• **Task statement**
Every line of the records must be repeated exactly; pictures stay out.

Dataset records:
****************************************
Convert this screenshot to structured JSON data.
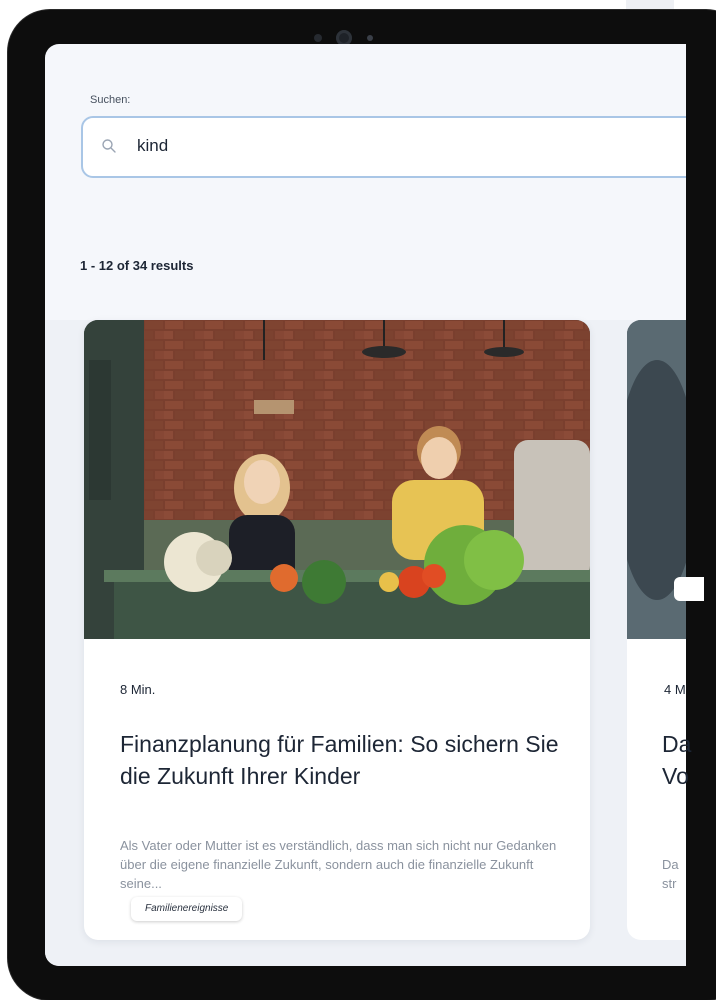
{
  "search": {
    "label": "Suchen:",
    "value": "kind"
  },
  "results": {
    "summary": "1 - 12 of 34 results"
  },
  "cards": [
    {
      "tag": "Familienereignisse",
      "read_time": "8 Min.",
      "title": "Finanzplanung für Familien: So sichern Sie die Zukunft Ihrer Kinder",
      "excerpt": "Als Vater oder Mutter ist es verständlich, dass man sich nicht nur Gedanken über die eigene finanzielle Zukunft, sondern auch die finanzielle Zukunft seine..."
    },
    {
      "read_time": "4 M",
      "title": "Da\nVo",
      "excerpt": "Da\nstr"
    }
  ],
  "icons": {
    "search": "search-icon"
  },
  "colors": {
    "search_border": "#a9c6e6",
    "text": "#1d2635",
    "muted": "#8a929e"
  }
}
****************************************
• **The solution**
Convert this screenshot to structured JSON data.
{
  "search": {
    "label": "Suchen:",
    "value": "kind"
  },
  "results": {
    "summary": "1 - 12 of 34 results"
  },
  "cards": [
    {
      "tag": "Familienereignisse",
      "read_time": "8 Min.",
      "title": "Finanzplanung für Familien: So sichern Sie die Zukunft Ihrer Kinder",
      "excerpt": "Als Vater oder Mutter ist es verständlich, dass man sich nicht nur Gedanken über die eigene finanzielle Zukunft, sondern auch die finanzielle Zukunft seine..."
    },
    {
      "read_time": "4 M",
      "title": "Da\nVo",
      "excerpt": "Da\nstr"
    }
  ],
  "icons": {
    "search": "search-icon"
  },
  "colors": {
    "search_border": "#a9c6e6",
    "text": "#1d2635",
    "muted": "#8a929e"
  }
}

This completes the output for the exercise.